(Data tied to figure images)
==========

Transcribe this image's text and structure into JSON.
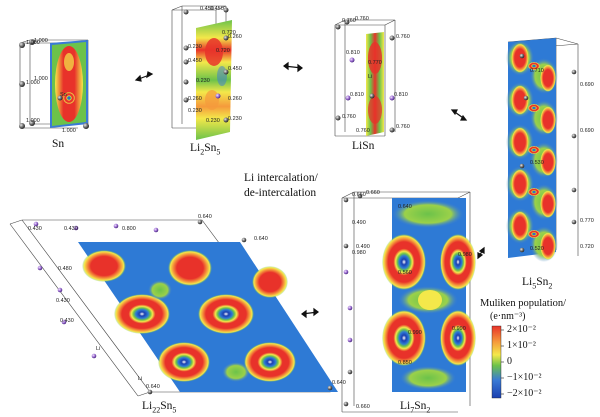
{
  "phases": {
    "sn": "Sn",
    "li2sn5_base": "Li",
    "li2sn5_sub1": "2",
    "li2sn5_mid": "Sn",
    "li2sn5_sub2": "5",
    "lisn": "LiSn",
    "li5sn2_base": "Li",
    "li5sn2_sub1": "5",
    "li5sn2_mid": "Sn",
    "li5sn2_sub2": "2",
    "li7sn2_base": "Li",
    "li7sn2_sub1": "7",
    "li7sn2_mid": "Sn",
    "li7sn2_sub2": "2",
    "li22sn5_base": "Li",
    "li22sn5_sub1": "22",
    "li22sn5_mid": "Sn",
    "li22sn5_sub2": "5"
  },
  "process_label_line1": "Li intercalation/",
  "process_label_line2": "de-intercalation",
  "legend": {
    "title_line1": "Muliken population/",
    "title_line2": "(e·nm⁻³)",
    "ticks": [
      "2×10⁻²",
      "1×10⁻²",
      "0",
      "−1×10⁻²",
      "−2×10⁻²"
    ],
    "colors": [
      "#e8322a",
      "#f59a3c",
      "#f4e84a",
      "#6cc24a",
      "#3a7bd5",
      "#1a3fb0"
    ]
  },
  "atom_labels": {
    "sn": [
      "1.000",
      "1.000",
      "1.000",
      "1.000",
      "1.000",
      "1.000",
      "Sn"
    ],
    "li2sn5": [
      "0.450",
      "0.450",
      "0.230",
      "0.260",
      "0.450",
      "0.230",
      "0.260",
      "0.450",
      "0.260",
      "0.720",
      "0.720",
      "0.230",
      "0.230",
      "0.230"
    ],
    "lisn": [
      "0.760",
      "0.760",
      "0.760",
      "0.810",
      "0.770",
      "0.810",
      "0.810",
      "0.760",
      "0.760",
      "0.760",
      "Li"
    ],
    "li5sn2": [
      "0.710",
      "0.690",
      "0.530",
      "0.690",
      "0.770",
      "0.720",
      "0.520"
    ],
    "li7sn2": [
      "0.660",
      "0.660",
      "0.490",
      "0.490",
      "0.640",
      "0.980",
      "0.980",
      "0.560",
      "0.990",
      "0.990",
      "0.850",
      "0.660"
    ],
    "li22sn5": [
      "0.430",
      "0.430",
      "0.800",
      "0.640",
      "0.480",
      "0.430",
      "0.640",
      "0.430",
      "0.640",
      "0.640",
      "Li",
      "Li"
    ]
  }
}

==========

## Given instruction
Give every line of the material that includes the string "intercalation".

## Full solution
  "process_label_line1": "Li intercalation/",
  "process_label_line2": "de-intercalation",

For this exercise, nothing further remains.